**BRIEF**
Look through the records below, and copy out every line that holds the string "Time".

++++

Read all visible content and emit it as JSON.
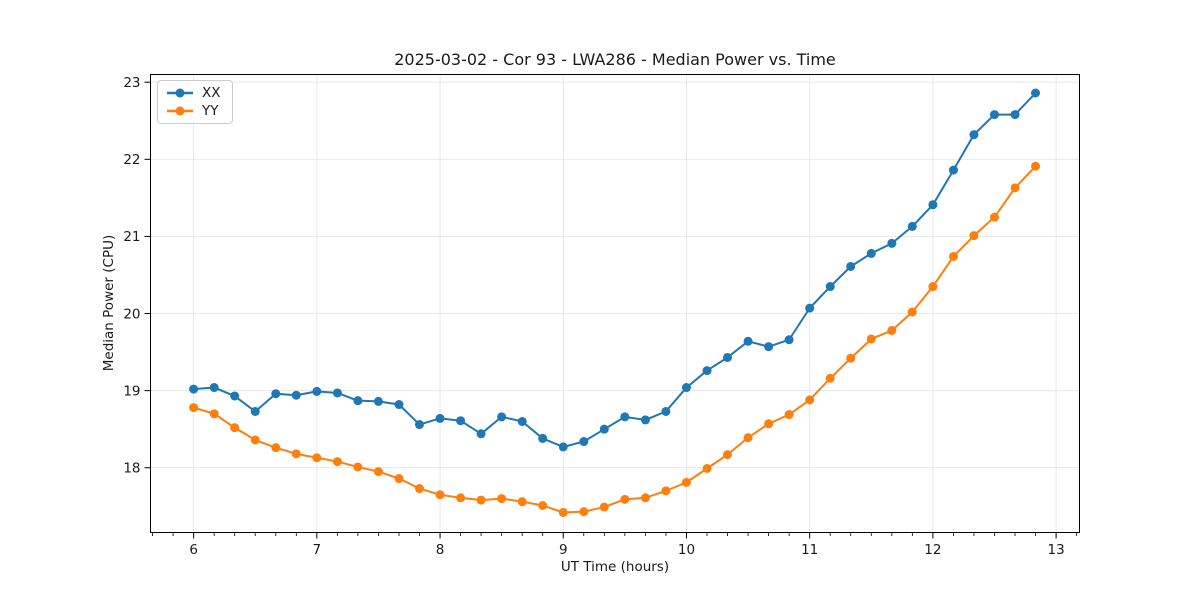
{
  "chart_data": {
    "type": "line",
    "title": "2025-03-02 - Cor 93 - LWA286 - Median Power vs. Time",
    "xlabel": "UT Time (hours)",
    "ylabel": "Median Power (CPU)",
    "x": [
      6.0,
      6.167,
      6.333,
      6.5,
      6.667,
      6.833,
      7.0,
      7.167,
      7.333,
      7.5,
      7.667,
      7.833,
      8.0,
      8.167,
      8.333,
      8.5,
      8.667,
      8.833,
      9.0,
      9.167,
      9.333,
      9.5,
      9.667,
      9.833,
      10.0,
      10.167,
      10.333,
      10.5,
      10.667,
      10.833,
      11.0,
      11.167,
      11.333,
      11.5,
      11.667,
      11.833,
      12.0,
      12.167,
      12.333,
      12.5,
      12.667,
      12.833
    ],
    "series": [
      {
        "name": "XX",
        "color": "#1f77b4",
        "values": [
          19.02,
          19.04,
          18.93,
          18.73,
          18.96,
          18.94,
          18.99,
          18.97,
          18.87,
          18.86,
          18.82,
          18.56,
          18.64,
          18.61,
          18.44,
          18.66,
          18.6,
          18.38,
          18.27,
          18.34,
          18.5,
          18.66,
          18.62,
          18.73,
          19.04,
          19.26,
          19.43,
          19.64,
          19.57,
          19.66,
          20.07,
          20.35,
          20.61,
          20.78,
          20.91,
          21.13,
          21.41,
          21.86,
          22.32,
          22.58,
          22.58,
          22.86
        ]
      },
      {
        "name": "YY",
        "color": "#ff7f0e",
        "values": [
          18.78,
          18.7,
          18.52,
          18.36,
          18.26,
          18.18,
          18.13,
          18.08,
          18.01,
          17.95,
          17.86,
          17.73,
          17.65,
          17.61,
          17.58,
          17.6,
          17.56,
          17.51,
          17.42,
          17.43,
          17.49,
          17.59,
          17.61,
          17.7,
          17.81,
          17.99,
          18.17,
          18.39,
          18.57,
          18.69,
          18.88,
          19.16,
          19.42,
          19.67,
          19.78,
          20.02,
          20.35,
          20.74,
          21.01,
          21.25,
          21.63,
          21.91
        ]
      }
    ],
    "xlim": [
      5.65,
      13.19
    ],
    "ylim": [
      17.16,
      23.1
    ],
    "x_ticks": [
      6,
      7,
      8,
      9,
      10,
      11,
      12,
      13
    ],
    "y_ticks": [
      18,
      19,
      20,
      21,
      22,
      23
    ],
    "x_minor_per_major": 6,
    "grid": true,
    "grid_color": "#e6e6e6",
    "axis_color": "#000000",
    "text_color": "#1a1a1a",
    "legend_position": "upper left",
    "marker": "o"
  }
}
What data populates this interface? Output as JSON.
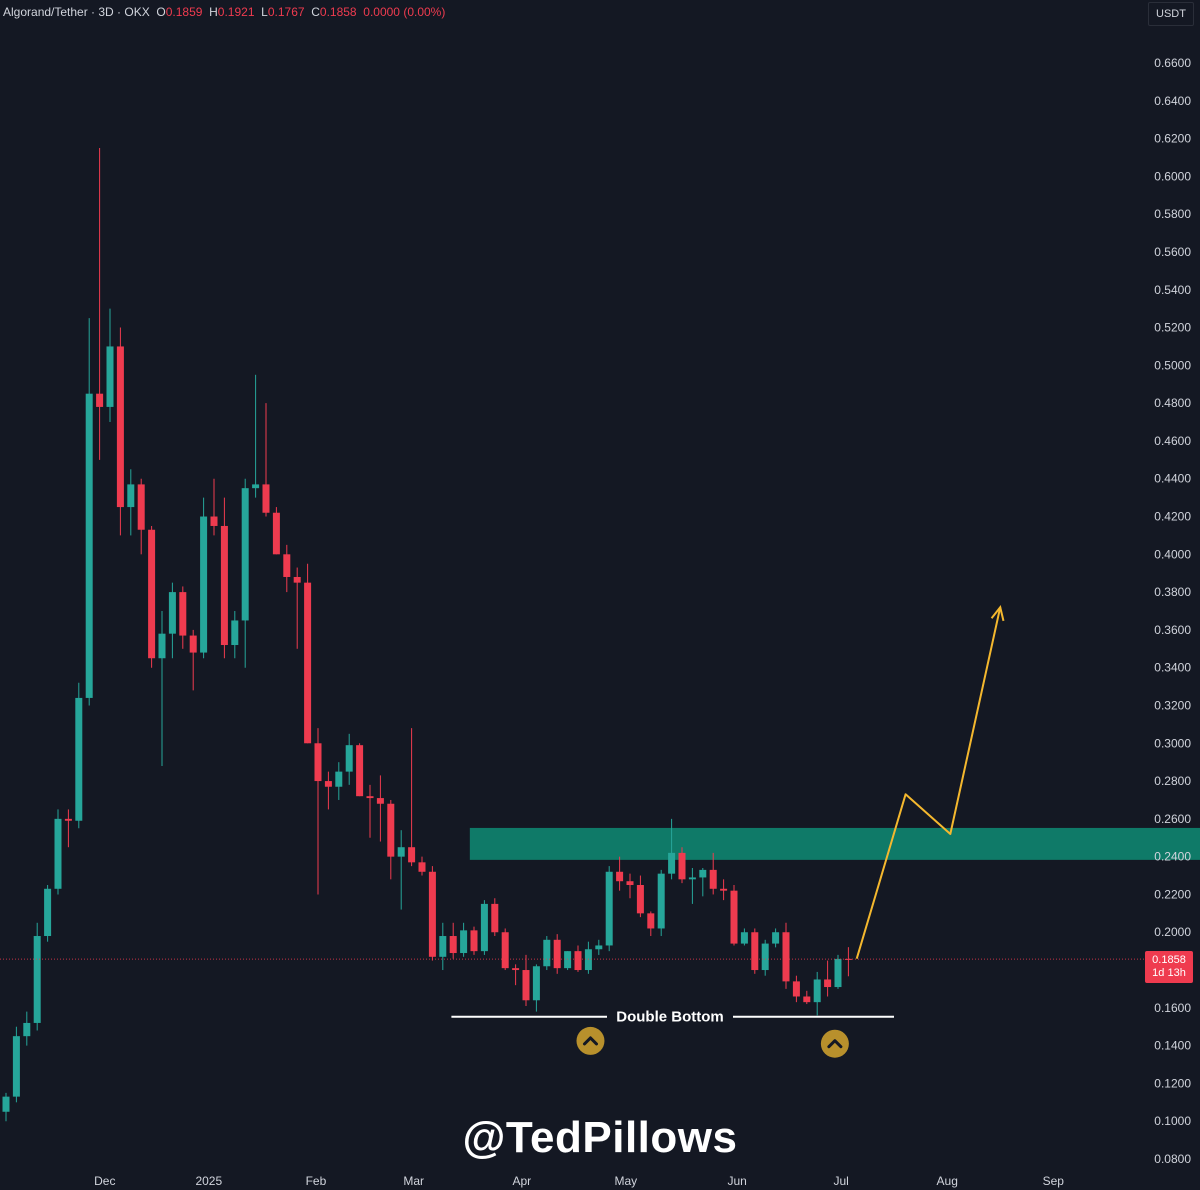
{
  "header": {
    "symbol": "Algorand/Tether · 3D · OKX",
    "o_label": "O",
    "o_value": "0.1859",
    "h_label": "H",
    "h_value": "0.1921",
    "l_label": "L",
    "l_value": "0.1767",
    "c_label": "C",
    "c_value": "0.1858",
    "change": "0.0000 (0.00%)"
  },
  "currency_badge": "USDT",
  "watermark": "@TedPillows",
  "current_price": {
    "price": "0.1858",
    "countdown": "1d 13h"
  },
  "colors": {
    "background": "#141823",
    "bull": "#26a69a",
    "bear": "#ef3b4f",
    "zone": "#0f7a68",
    "projection": "#f5b82e",
    "marker": "#b8902c"
  },
  "chart_data": {
    "type": "candlestick",
    "title": "Algorand/Tether · 3D · OKX",
    "y_axis": {
      "ylim": [
        0.08,
        0.66
      ],
      "ticks": [
        "0.6600",
        "0.6400",
        "0.6200",
        "0.6000",
        "0.5800",
        "0.5600",
        "0.5400",
        "0.5200",
        "0.5000",
        "0.4800",
        "0.4600",
        "0.4400",
        "0.4200",
        "0.4000",
        "0.3800",
        "0.3600",
        "0.3400",
        "0.3200",
        "0.3000",
        "0.2800",
        "0.2600",
        "0.2400",
        "0.2200",
        "0.2000",
        "0.1800",
        "0.1600",
        "0.1400",
        "0.1200",
        "0.1000",
        "0.0800"
      ]
    },
    "x_axis": {
      "ticks": [
        {
          "label": "Dec",
          "index": 9.5
        },
        {
          "label": "2025",
          "index": 19.5
        },
        {
          "label": "Feb",
          "index": 29.8
        },
        {
          "label": "Mar",
          "index": 39.2
        },
        {
          "label": "Apr",
          "index": 49.6
        },
        {
          "label": "May",
          "index": 59.6
        },
        {
          "label": "Jun",
          "index": 70.3
        },
        {
          "label": "Jul",
          "index": 80.3
        },
        {
          "label": "Aug",
          "index": 90.5
        },
        {
          "label": "Sep",
          "index": 100.7
        }
      ]
    },
    "candles": [
      {
        "o": 0.105,
        "h": 0.115,
        "l": 0.1,
        "c": 0.113
      },
      {
        "o": 0.113,
        "h": 0.15,
        "l": 0.11,
        "c": 0.145
      },
      {
        "o": 0.145,
        "h": 0.158,
        "l": 0.14,
        "c": 0.152
      },
      {
        "o": 0.152,
        "h": 0.205,
        "l": 0.148,
        "c": 0.198
      },
      {
        "o": 0.198,
        "h": 0.225,
        "l": 0.195,
        "c": 0.223
      },
      {
        "o": 0.223,
        "h": 0.265,
        "l": 0.22,
        "c": 0.26
      },
      {
        "o": 0.26,
        "h": 0.265,
        "l": 0.245,
        "c": 0.259
      },
      {
        "o": 0.259,
        "h": 0.332,
        "l": 0.255,
        "c": 0.324
      },
      {
        "o": 0.324,
        "h": 0.525,
        "l": 0.32,
        "c": 0.485
      },
      {
        "o": 0.485,
        "h": 0.615,
        "l": 0.45,
        "c": 0.478
      },
      {
        "o": 0.478,
        "h": 0.53,
        "l": 0.47,
        "c": 0.51
      },
      {
        "o": 0.51,
        "h": 0.52,
        "l": 0.41,
        "c": 0.425
      },
      {
        "o": 0.425,
        "h": 0.445,
        "l": 0.41,
        "c": 0.437
      },
      {
        "o": 0.437,
        "h": 0.44,
        "l": 0.4,
        "c": 0.413
      },
      {
        "o": 0.413,
        "h": 0.415,
        "l": 0.34,
        "c": 0.345
      },
      {
        "o": 0.345,
        "h": 0.37,
        "l": 0.288,
        "c": 0.358
      },
      {
        "o": 0.358,
        "h": 0.385,
        "l": 0.345,
        "c": 0.38
      },
      {
        "o": 0.38,
        "h": 0.383,
        "l": 0.35,
        "c": 0.357
      },
      {
        "o": 0.357,
        "h": 0.36,
        "l": 0.328,
        "c": 0.348
      },
      {
        "o": 0.348,
        "h": 0.43,
        "l": 0.345,
        "c": 0.42
      },
      {
        "o": 0.42,
        "h": 0.44,
        "l": 0.41,
        "c": 0.415
      },
      {
        "o": 0.415,
        "h": 0.43,
        "l": 0.345,
        "c": 0.352
      },
      {
        "o": 0.352,
        "h": 0.37,
        "l": 0.345,
        "c": 0.365
      },
      {
        "o": 0.365,
        "h": 0.44,
        "l": 0.34,
        "c": 0.435
      },
      {
        "o": 0.435,
        "h": 0.495,
        "l": 0.43,
        "c": 0.437
      },
      {
        "o": 0.437,
        "h": 0.48,
        "l": 0.42,
        "c": 0.422
      },
      {
        "o": 0.422,
        "h": 0.425,
        "l": 0.4,
        "c": 0.4
      },
      {
        "o": 0.4,
        "h": 0.405,
        "l": 0.38,
        "c": 0.388
      },
      {
        "o": 0.388,
        "h": 0.393,
        "l": 0.35,
        "c": 0.385
      },
      {
        "o": 0.385,
        "h": 0.395,
        "l": 0.3,
        "c": 0.3
      },
      {
        "o": 0.3,
        "h": 0.308,
        "l": 0.22,
        "c": 0.28
      },
      {
        "o": 0.28,
        "h": 0.285,
        "l": 0.265,
        "c": 0.277
      },
      {
        "o": 0.277,
        "h": 0.29,
        "l": 0.27,
        "c": 0.285
      },
      {
        "o": 0.285,
        "h": 0.305,
        "l": 0.278,
        "c": 0.299
      },
      {
        "o": 0.299,
        "h": 0.3,
        "l": 0.272,
        "c": 0.272
      },
      {
        "o": 0.272,
        "h": 0.278,
        "l": 0.25,
        "c": 0.271
      },
      {
        "o": 0.271,
        "h": 0.283,
        "l": 0.248,
        "c": 0.268
      },
      {
        "o": 0.268,
        "h": 0.27,
        "l": 0.228,
        "c": 0.24
      },
      {
        "o": 0.24,
        "h": 0.254,
        "l": 0.212,
        "c": 0.245
      },
      {
        "o": 0.245,
        "h": 0.308,
        "l": 0.235,
        "c": 0.237
      },
      {
        "o": 0.237,
        "h": 0.24,
        "l": 0.23,
        "c": 0.232
      },
      {
        "o": 0.232,
        "h": 0.235,
        "l": 0.185,
        "c": 0.187
      },
      {
        "o": 0.187,
        "h": 0.205,
        "l": 0.18,
        "c": 0.198
      },
      {
        "o": 0.198,
        "h": 0.205,
        "l": 0.186,
        "c": 0.189
      },
      {
        "o": 0.189,
        "h": 0.205,
        "l": 0.187,
        "c": 0.201
      },
      {
        "o": 0.201,
        "h": 0.203,
        "l": 0.188,
        "c": 0.19
      },
      {
        "o": 0.19,
        "h": 0.217,
        "l": 0.188,
        "c": 0.215
      },
      {
        "o": 0.215,
        "h": 0.218,
        "l": 0.198,
        "c": 0.2
      },
      {
        "o": 0.2,
        "h": 0.202,
        "l": 0.18,
        "c": 0.181
      },
      {
        "o": 0.181,
        "h": 0.183,
        "l": 0.172,
        "c": 0.18
      },
      {
        "o": 0.18,
        "h": 0.188,
        "l": 0.161,
        "c": 0.164
      },
      {
        "o": 0.164,
        "h": 0.183,
        "l": 0.158,
        "c": 0.182
      },
      {
        "o": 0.182,
        "h": 0.198,
        "l": 0.18,
        "c": 0.196
      },
      {
        "o": 0.196,
        "h": 0.199,
        "l": 0.178,
        "c": 0.181
      },
      {
        "o": 0.181,
        "h": 0.19,
        "l": 0.18,
        "c": 0.19
      },
      {
        "o": 0.19,
        "h": 0.193,
        "l": 0.179,
        "c": 0.18
      },
      {
        "o": 0.18,
        "h": 0.195,
        "l": 0.178,
        "c": 0.191
      },
      {
        "o": 0.191,
        "h": 0.196,
        "l": 0.188,
        "c": 0.193
      },
      {
        "o": 0.193,
        "h": 0.235,
        "l": 0.19,
        "c": 0.232
      },
      {
        "o": 0.232,
        "h": 0.24,
        "l": 0.222,
        "c": 0.227
      },
      {
        "o": 0.227,
        "h": 0.231,
        "l": 0.218,
        "c": 0.225
      },
      {
        "o": 0.225,
        "h": 0.23,
        "l": 0.208,
        "c": 0.21
      },
      {
        "o": 0.21,
        "h": 0.211,
        "l": 0.198,
        "c": 0.202
      },
      {
        "o": 0.202,
        "h": 0.233,
        "l": 0.198,
        "c": 0.231
      },
      {
        "o": 0.231,
        "h": 0.26,
        "l": 0.228,
        "c": 0.242
      },
      {
        "o": 0.242,
        "h": 0.245,
        "l": 0.226,
        "c": 0.228
      },
      {
        "o": 0.228,
        "h": 0.234,
        "l": 0.215,
        "c": 0.229
      },
      {
        "o": 0.229,
        "h": 0.234,
        "l": 0.219,
        "c": 0.233
      },
      {
        "o": 0.233,
        "h": 0.242,
        "l": 0.22,
        "c": 0.223
      },
      {
        "o": 0.223,
        "h": 0.228,
        "l": 0.217,
        "c": 0.222
      },
      {
        "o": 0.222,
        "h": 0.225,
        "l": 0.193,
        "c": 0.194
      },
      {
        "o": 0.194,
        "h": 0.202,
        "l": 0.193,
        "c": 0.2
      },
      {
        "o": 0.2,
        "h": 0.202,
        "l": 0.178,
        "c": 0.18
      },
      {
        "o": 0.18,
        "h": 0.196,
        "l": 0.177,
        "c": 0.194
      },
      {
        "o": 0.194,
        "h": 0.202,
        "l": 0.192,
        "c": 0.2
      },
      {
        "o": 0.2,
        "h": 0.205,
        "l": 0.17,
        "c": 0.174
      },
      {
        "o": 0.174,
        "h": 0.177,
        "l": 0.163,
        "c": 0.166
      },
      {
        "o": 0.166,
        "h": 0.169,
        "l": 0.162,
        "c": 0.163
      },
      {
        "o": 0.163,
        "h": 0.179,
        "l": 0.156,
        "c": 0.175
      },
      {
        "o": 0.175,
        "h": 0.185,
        "l": 0.166,
        "c": 0.171
      },
      {
        "o": 0.171,
        "h": 0.188,
        "l": 0.17,
        "c": 0.1859
      },
      {
        "o": 0.1859,
        "h": 0.1921,
        "l": 0.1767,
        "c": 0.1858
      }
    ],
    "annotations": {
      "resistance_zone": {
        "from_index": 44.6,
        "to_index": 115.6,
        "top": 0.2552,
        "bottom": 0.2383
      },
      "double_bottom_line": {
        "from_index": 56,
        "to_index": 104,
        "price": 0.1553,
        "label": "Double Bottom"
      },
      "bottom_markers": [
        {
          "index": 56.2,
          "price": 0.1425
        },
        {
          "index": 79.7,
          "price": 0.141
        }
      ],
      "projection_path": [
        {
          "index": 81.8,
          "price": 0.186
        },
        {
          "index": 86.5,
          "price": 0.273
        },
        {
          "index": 90.8,
          "price": 0.252
        },
        {
          "index": 95.6,
          "price": 0.372
        }
      ]
    }
  }
}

++++

**ANSWER TO THIS TASK**
    "title": "2025-03-02 - Cor 93 - LWA286 - Median Power vs. Time",
    "xlabel": "UT Time (hours)",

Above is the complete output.